━━━ Given records

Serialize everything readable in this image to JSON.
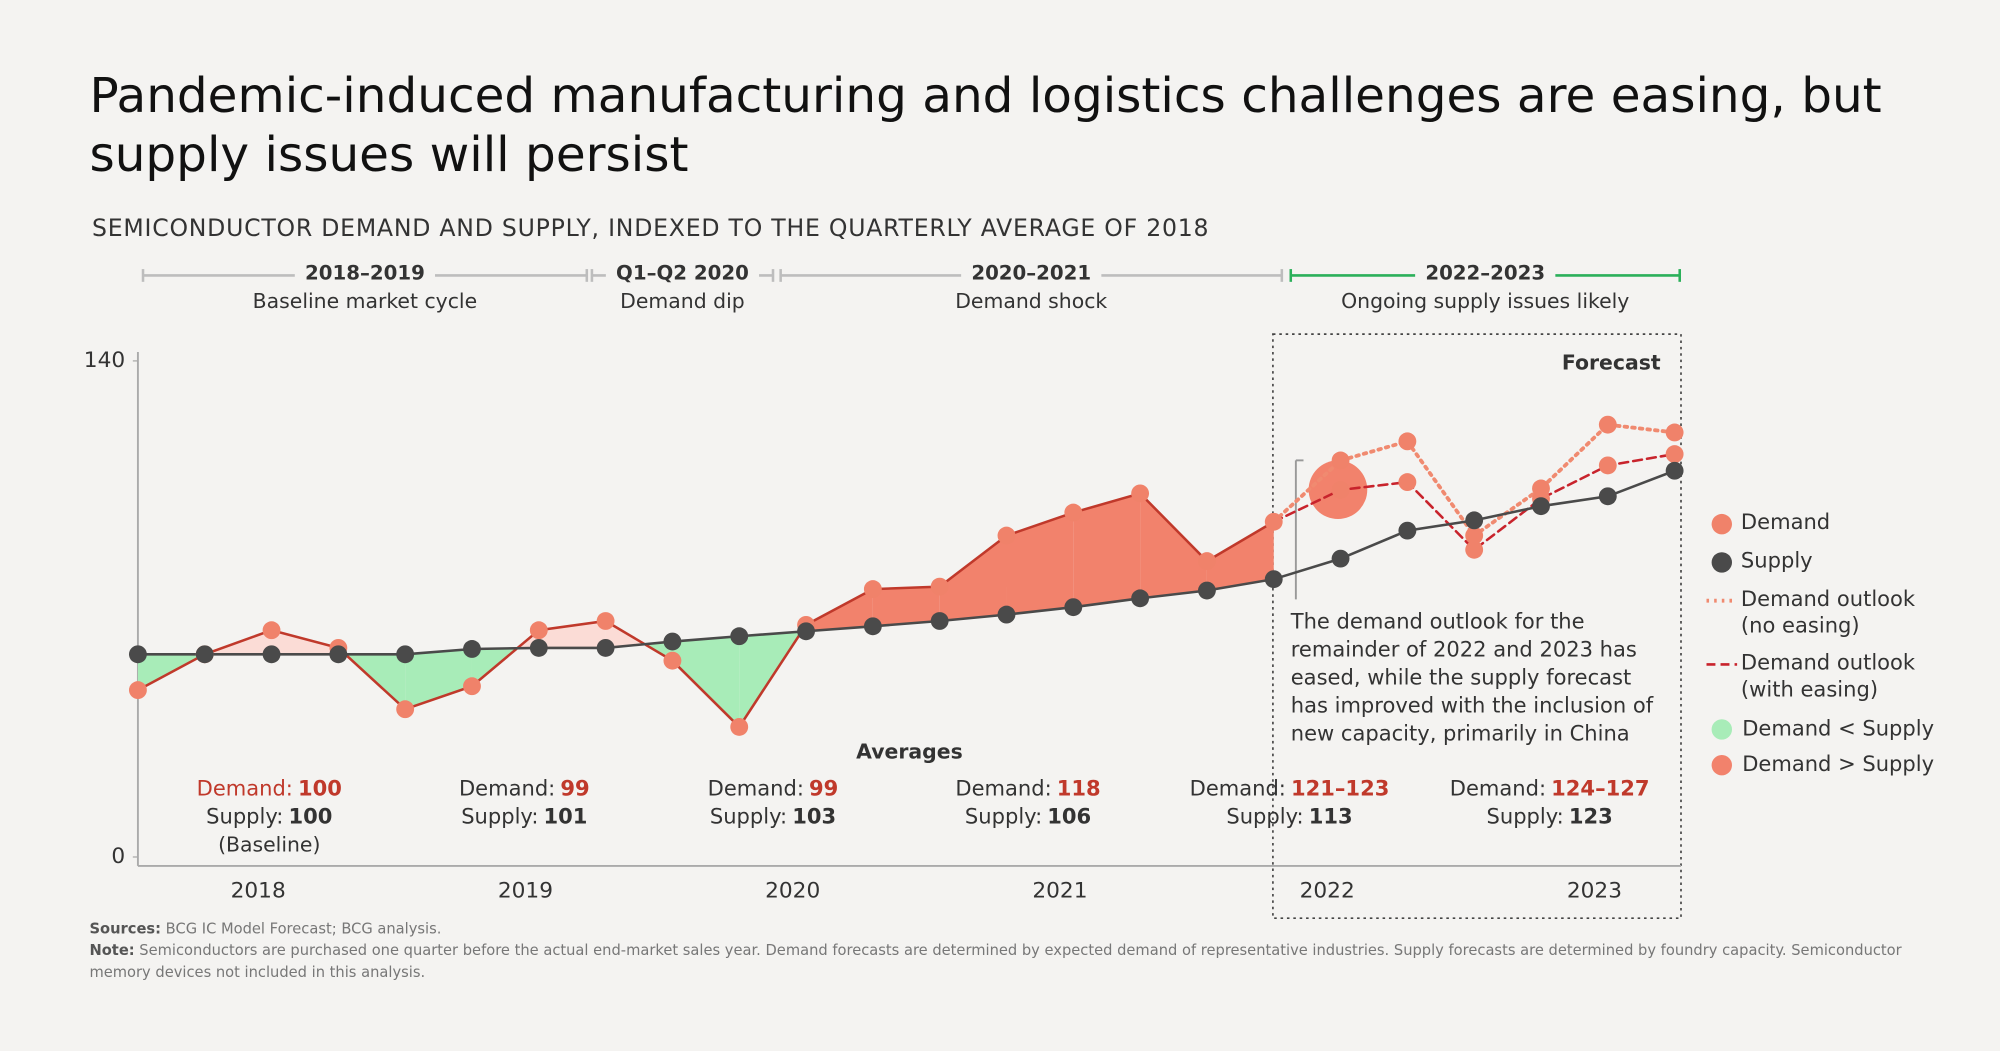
{
  "chart_data": {
    "type": "line",
    "title": "Pandemic-induced manufacturing and logistics challenges are easing, but supply issues will persist",
    "subtitle": "SEMICONDUCTOR DEMAND AND SUPPLY, INDEXED TO THE QUARTERLY AVERAGE OF 2018",
    "periods": [
      {
        "title": "2018–2019",
        "subtitle": "Baseline market cycle",
        "color": "#bdbdbd"
      },
      {
        "title": "Q1–Q2 2020",
        "subtitle": "Demand dip",
        "color": "#bdbdbd"
      },
      {
        "title": "2020–2021",
        "subtitle": "Demand shock",
        "color": "#bdbdbd"
      },
      {
        "title": "2022–2023",
        "subtitle": "Ongoing supply issues likely",
        "color": "#2bb05a"
      }
    ],
    "categories": [
      null,
      null,
      "2018",
      null,
      null,
      null,
      "2019",
      null,
      null,
      null,
      "2020",
      null,
      null,
      null,
      "2021",
      null,
      null,
      null,
      "2022",
      null,
      null,
      null,
      "2023",
      null
    ],
    "series": [
      {
        "name": "Demand",
        "color": "#f0826a",
        "line_color": "#c0392b",
        "values": [
          47.1,
          57.2,
          64,
          59,
          41.7,
          48.2,
          64,
          66.6,
          55.4,
          36.7,
          65.5,
          75.6,
          76.3,
          90.7,
          97.2,
          102.6,
          83.5,
          94.6,
          null,
          null,
          null,
          null,
          null,
          null
        ]
      },
      {
        "name": "Supply",
        "color": "#4a4a4a",
        "values": [
          57.2,
          57.2,
          57.2,
          57.2,
          57.2,
          58.7,
          59,
          59,
          60.8,
          62.3,
          63.7,
          65.1,
          66.6,
          68.4,
          70.5,
          73,
          75.2,
          78.4,
          84.2,
          92.1,
          95,
          99,
          101.8,
          109
        ]
      },
      {
        "name": "Demand outlook (no easing)",
        "color": "#f08a70",
        "dash": "dotted",
        "values": [
          null,
          null,
          null,
          null,
          null,
          null,
          null,
          null,
          null,
          null,
          null,
          null,
          null,
          null,
          null,
          null,
          null,
          94.6,
          111.9,
          117.3,
          90.7,
          104,
          122,
          119.8
        ]
      },
      {
        "name": "Demand outlook (with easing)",
        "color": "#c8232c",
        "dash": "dashed",
        "values": [
          null,
          null,
          null,
          null,
          null,
          null,
          null,
          null,
          null,
          null,
          null,
          null,
          null,
          null,
          null,
          null,
          null,
          94.6,
          103.6,
          105.8,
          86.7,
          101.1,
          110.5,
          113.7
        ]
      }
    ],
    "areas": [
      {
        "name": "Demand < Supply",
        "color": "#a8ecb8"
      },
      {
        "name": "Demand > Supply",
        "color": "#f2826c"
      }
    ],
    "ylim": [
      0,
      140
    ],
    "yticks": [
      0,
      140
    ],
    "grid": false,
    "legend": "right",
    "forecast_label": "Forecast",
    "annotation": [
      "The demand outlook for the",
      "remainder of 2022 and 2023 has",
      "eased, while the supply forecast",
      "has improved with the inclusion of",
      "new capacity, primarily in China"
    ],
    "averages": {
      "title": "Averages",
      "demand_label": "Demand:",
      "supply_label": "Supply:",
      "entries": [
        {
          "demand": 100,
          "supply": 100,
          "note": "(Baseline)"
        },
        {
          "demand": 99,
          "supply": 101
        },
        {
          "demand": 99,
          "supply": 103
        },
        {
          "demand": 118,
          "supply": 106
        },
        {
          "demand": "121–123",
          "supply": 113
        },
        {
          "demand": "124–127",
          "supply": 123
        }
      ]
    },
    "sources": {
      "label": "Sources:",
      "text": "BCG IC Model Forecast; BCG analysis."
    },
    "note": {
      "label": "Note:",
      "text": "Semiconductors are purchased one quarter before the actual end-market sales year. Demand forecasts are determined by expected demand of representative industries. Supply forecasts are determined by foundry capacity. Semiconductor memory devices not included in this analysis."
    }
  }
}
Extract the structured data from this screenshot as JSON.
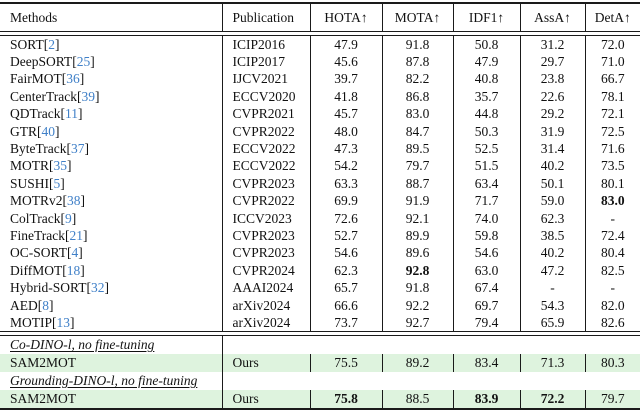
{
  "table": {
    "columns": [
      {
        "id": "methods",
        "label": "Methods"
      },
      {
        "id": "publication",
        "label": "Publication"
      },
      {
        "id": "hota",
        "label": "HOTA↑"
      },
      {
        "id": "mota",
        "label": "MOTA↑"
      },
      {
        "id": "idf1",
        "label": "IDF1↑"
      },
      {
        "id": "assa",
        "label": "AssA↑"
      },
      {
        "id": "deta",
        "label": "DetA↑"
      }
    ],
    "rows": [
      {
        "method": "SORT",
        "cite": "2",
        "pub": "ICIP2016",
        "values": [
          "47.9",
          "91.8",
          "50.8",
          "31.2",
          "72.0"
        ],
        "bold_values": []
      },
      {
        "method": "DeepSORT",
        "cite": "25",
        "pub": "ICIP2017",
        "values": [
          "45.6",
          "87.8",
          "47.9",
          "29.7",
          "71.0"
        ],
        "bold_values": []
      },
      {
        "method": "FairMOT",
        "cite": "36",
        "pub": "IJCV2021",
        "values": [
          "39.7",
          "82.2",
          "40.8",
          "23.8",
          "66.7"
        ],
        "bold_values": []
      },
      {
        "method": "CenterTrack",
        "cite": "39",
        "pub": "ECCV2020",
        "values": [
          "41.8",
          "86.8",
          "35.7",
          "22.6",
          "78.1"
        ],
        "bold_values": []
      },
      {
        "method": "QDTrack",
        "cite": "11",
        "pub": "CVPR2021",
        "values": [
          "45.7",
          "83.0",
          "44.8",
          "29.2",
          "72.1"
        ],
        "bold_values": []
      },
      {
        "method": "GTR",
        "cite": "40",
        "pub": "CVPR2022",
        "values": [
          "48.0",
          "84.7",
          "50.3",
          "31.9",
          "72.5"
        ],
        "bold_values": []
      },
      {
        "method": "ByteTrack",
        "cite": "37",
        "pub": "ECCV2022",
        "values": [
          "47.3",
          "89.5",
          "52.5",
          "31.4",
          "71.6"
        ],
        "bold_values": []
      },
      {
        "method": "MOTR",
        "cite": "35",
        "pub": "ECCV2022",
        "values": [
          "54.2",
          "79.7",
          "51.5",
          "40.2",
          "73.5"
        ],
        "bold_values": []
      },
      {
        "method": "SUSHI",
        "cite": "5",
        "pub": "CVPR2023",
        "values": [
          "63.3",
          "88.7",
          "63.4",
          "50.1",
          "80.1"
        ],
        "bold_values": []
      },
      {
        "method": "MOTRv2",
        "cite": "38",
        "pub": "CVPR2022",
        "values": [
          "69.9",
          "91.9",
          "71.7",
          "59.0",
          "83.0"
        ],
        "bold_values": [
          4
        ]
      },
      {
        "method": "ColTrack",
        "cite": "9",
        "pub": "ICCV2023",
        "values": [
          "72.6",
          "92.1",
          "74.0",
          "62.3",
          "-"
        ],
        "bold_values": []
      },
      {
        "method": "FineTrack",
        "cite": "21",
        "pub": "CVPR2023",
        "values": [
          "52.7",
          "89.9",
          "59.8",
          "38.5",
          "72.4"
        ],
        "bold_values": []
      },
      {
        "method": "OC-SORT",
        "cite": "4",
        "pub": "CVPR2023",
        "values": [
          "54.6",
          "89.6",
          "54.6",
          "40.2",
          "80.4"
        ],
        "bold_values": []
      },
      {
        "method": "DiffMOT",
        "cite": "18",
        "pub": "CVPR2024",
        "values": [
          "62.3",
          "92.8",
          "63.0",
          "47.2",
          "82.5"
        ],
        "bold_values": [
          1
        ]
      },
      {
        "method": "Hybrid-SORT",
        "cite": "32",
        "pub": "AAAI2024",
        "values": [
          "65.7",
          "91.8",
          "67.4",
          "-",
          "-"
        ],
        "bold_values": []
      },
      {
        "method": "AED",
        "cite": "8",
        "pub": "arXiv2024",
        "values": [
          "66.6",
          "92.2",
          "69.7",
          "54.3",
          "82.0"
        ],
        "bold_values": []
      },
      {
        "method": "MOTIP",
        "cite": "13",
        "pub": "arXiv2024",
        "values": [
          "73.7",
          "92.7",
          "79.4",
          "65.9",
          "82.6"
        ],
        "bold_values": []
      }
    ],
    "sections": [
      {
        "title": "Co-DINO-l, no fine-tuning",
        "row": {
          "method": "SAM2MOT",
          "pub": "Ours",
          "values": [
            "75.5",
            "89.2",
            "83.4",
            "71.3",
            "80.3"
          ],
          "bold_values": [],
          "highlight": true
        }
      },
      {
        "title": "Grounding-DINO-l, no fine-tuning",
        "row": {
          "method": "SAM2MOT",
          "pub": "Ours",
          "values": [
            "75.8",
            "88.5",
            "83.9",
            "72.2",
            "79.7"
          ],
          "bold_values": [
            0,
            2,
            3
          ],
          "highlight": true
        }
      }
    ],
    "colors": {
      "citation": "#4080c8",
      "highlight_row": "#def3de",
      "rule": "#1a1a1a"
    }
  }
}
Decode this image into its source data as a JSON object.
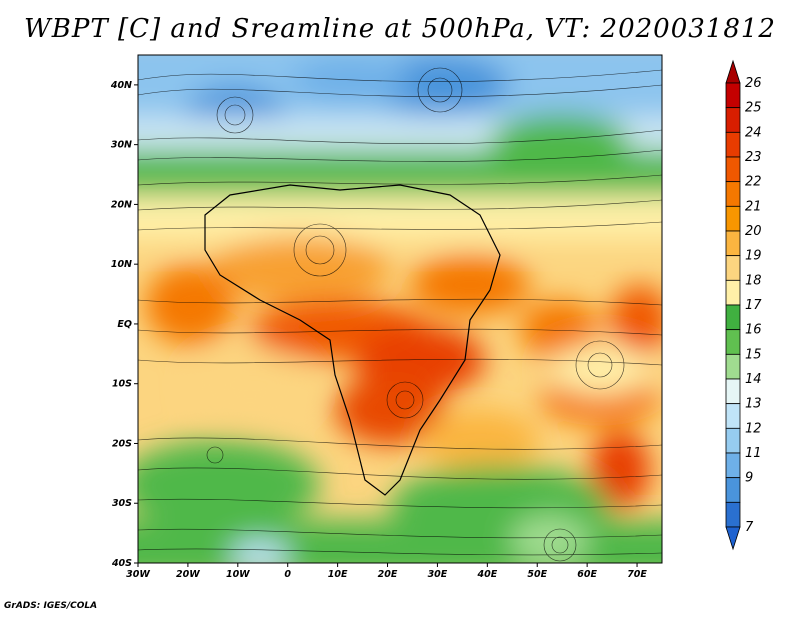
{
  "title": "WBPT [C] and Sreamline at 500hPa, VT: 2020031812",
  "credit": "GrADS: IGES/COLA",
  "map": {
    "lon_ticks": [
      "30W",
      "20W",
      "10W",
      "0",
      "10E",
      "20E",
      "30E",
      "40E",
      "50E",
      "60E",
      "70E"
    ],
    "lat_ticks": [
      "40N",
      "30N",
      "20N",
      "10N",
      "EQ",
      "10S",
      "20S",
      "30S",
      "40S"
    ]
  },
  "colorbar": {
    "labels": [
      "26",
      "25",
      "24",
      "23",
      "22",
      "21",
      "20",
      "19",
      "18",
      "17",
      "16",
      "15",
      "14",
      "13",
      "12",
      "11",
      "9",
      "7"
    ],
    "colors": [
      "#c40000",
      "#d81e00",
      "#e83c00",
      "#f05800",
      "#f57800",
      "#f89600",
      "#fbb540",
      "#fcd580",
      "#fff0a8",
      "#40b040",
      "#60c050",
      "#a0dc90",
      "#e6f6f6",
      "#c0e4f8",
      "#96ccf0",
      "#6eb0e8",
      "#4a94dc",
      "#2a70d0"
    ]
  }
}
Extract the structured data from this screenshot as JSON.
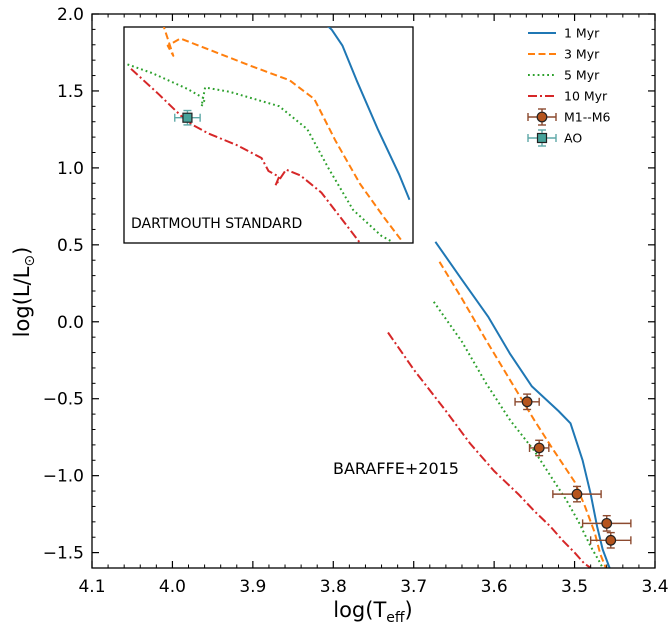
{
  "chart_data": {
    "type": "line",
    "xlabel": "log(T",
    "xlabel_sub": "eff",
    "xlabel_end": ")",
    "ylabel": "log(L/L",
    "ylabel_sub": "⊙",
    "ylabel_end": ")",
    "xlim": [
      4.1,
      3.4
    ],
    "ylim": [
      -1.6,
      2.0
    ],
    "x_ticks": [
      4.1,
      4.0,
      3.9,
      3.8,
      3.7,
      3.6,
      3.5,
      3.4
    ],
    "x_tick_labels": [
      "4.1",
      "4.0",
      "3.9",
      "3.8",
      "3.7",
      "3.6",
      "3.5",
      "3.4"
    ],
    "y_ticks": [
      -1.5,
      -1.0,
      -0.5,
      0.0,
      0.5,
      1.0,
      1.5,
      2.0
    ],
    "y_tick_labels": [
      "−1.5",
      "−1.0",
      "−0.5",
      "0.0",
      "0.5",
      "1.0",
      "1.5",
      "2.0"
    ],
    "annotations": [
      "BARAFFE+2015"
    ],
    "legend_position": "top-right",
    "series": [
      {
        "name": "1 Myr",
        "color": "#1f77b4",
        "dash": "solid",
        "x": [
          3.673,
          3.641,
          3.607,
          3.58,
          3.553,
          3.52,
          3.505,
          3.49,
          3.48,
          3.472,
          3.465,
          3.455
        ],
        "y": [
          0.52,
          0.28,
          0.03,
          -0.21,
          -0.42,
          -0.58,
          -0.66,
          -0.9,
          -1.12,
          -1.33,
          -1.48,
          -1.62
        ]
      },
      {
        "name": "3 Myr",
        "color": "#ff7f0e",
        "dash": "dashed",
        "x": [
          3.668,
          3.64,
          3.61,
          3.58,
          3.55,
          3.528,
          3.5,
          3.487,
          3.475,
          3.468,
          3.461
        ],
        "y": [
          0.39,
          0.15,
          -0.12,
          -0.38,
          -0.64,
          -0.82,
          -1.04,
          -1.2,
          -1.37,
          -1.51,
          -1.6
        ]
      },
      {
        "name": "5 Myr",
        "color": "#2ca02c",
        "dash": "dotted",
        "x": [
          3.675,
          3.64,
          3.61,
          3.58,
          3.55,
          3.53,
          3.51,
          3.495,
          3.48,
          3.47,
          3.465
        ],
        "y": [
          0.13,
          -0.13,
          -0.4,
          -0.64,
          -0.84,
          -1.0,
          -1.16,
          -1.3,
          -1.46,
          -1.55,
          -1.6
        ]
      },
      {
        "name": "10 Myr",
        "color": "#d62728",
        "dash": "dashdot",
        "x": [
          3.732,
          3.7,
          3.66,
          3.63,
          3.6,
          3.57,
          3.55,
          3.53,
          3.515,
          3.5,
          3.488,
          3.48
        ],
        "y": [
          -0.07,
          -0.31,
          -0.58,
          -0.79,
          -0.97,
          -1.12,
          -1.23,
          -1.33,
          -1.42,
          -1.5,
          -1.57,
          -1.6
        ]
      }
    ],
    "points": [
      {
        "name": "M1--M6",
        "color": "#b5541d",
        "edge": "#222222",
        "marker": "circle",
        "ecolor": "#8c4a2f",
        "data": [
          {
            "x": 3.559,
            "y": -0.52,
            "xerr": 0.015,
            "yerr": 0.05
          },
          {
            "x": 3.544,
            "y": -0.82,
            "xerr": 0.012,
            "yerr": 0.05
          },
          {
            "x": 3.497,
            "y": -1.12,
            "xerr": 0.03,
            "yerr": 0.05
          },
          {
            "x": 3.46,
            "y": -1.31,
            "xerr": 0.03,
            "yerr": 0.05
          },
          {
            "x": 3.455,
            "y": -1.42,
            "xerr": 0.025,
            "yerr": 0.05
          }
        ]
      }
    ],
    "legend_extra": [
      {
        "name": "AO",
        "color": "#47a39b",
        "edge": "#222222",
        "marker": "square",
        "ecolor": "#5fa9a8"
      }
    ],
    "inset": {
      "annotation": "DARTMOUTH STANDARD",
      "xlim": [
        4.08,
        3.67
      ],
      "ylim": [
        0.5,
        2.0
      ],
      "series": [
        {
          "name": "1 Myr",
          "color": "#1f77b4",
          "dash": "solid",
          "x": [
            3.8,
            3.785,
            3.77,
            3.75,
            3.72,
            3.69,
            3.675
          ],
          "y": [
            2.05,
            1.98,
            1.87,
            1.63,
            1.29,
            0.98,
            0.8
          ]
        },
        {
          "name": "3 Myr",
          "color": "#ff7f0e",
          "dash": "dashed",
          "x": [
            4.03,
            4.01,
            4.018,
            4.0,
            3.9,
            3.845,
            3.81,
            3.78,
            3.745,
            3.71,
            3.685
          ],
          "y": [
            2.1,
            1.8,
            1.87,
            1.92,
            1.73,
            1.63,
            1.5,
            1.21,
            0.91,
            0.67,
            0.51
          ]
        },
        {
          "name": "5 Myr",
          "color": "#2ca02c",
          "dash": "dotted",
          "x": [
            4.075,
            4.04,
            3.99,
            3.965,
            3.97,
            3.965,
            3.93,
            3.86,
            3.82,
            3.79,
            3.755,
            3.715,
            3.7
          ],
          "y": [
            1.74,
            1.68,
            1.57,
            1.5,
            1.45,
            1.58,
            1.55,
            1.45,
            1.29,
            1.02,
            0.73,
            0.55,
            0.51
          ]
        },
        {
          "name": "10 Myr",
          "color": "#d62728",
          "dash": "dashdot",
          "x": [
            4.07,
            4.03,
            3.99,
            3.96,
            3.92,
            3.885,
            3.875,
            3.86,
            3.865,
            3.85,
            3.83,
            3.8,
            3.77,
            3.745
          ],
          "y": [
            1.71,
            1.53,
            1.34,
            1.26,
            1.18,
            1.09,
            1.0,
            0.96,
            0.9,
            1.01,
            0.97,
            0.85,
            0.66,
            0.5
          ]
        }
      ],
      "points": [
        {
          "name": "AO",
          "x": 3.99,
          "y": 1.37,
          "xerr": 0.018,
          "yerr": 0.05
        }
      ]
    }
  }
}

━━━━━━

▸ **Requirement**: In the material above, find each line that contains the word "right", and select it.

▸ **Task solution**:
    "legend": "right",
    "legend_position": "top-right",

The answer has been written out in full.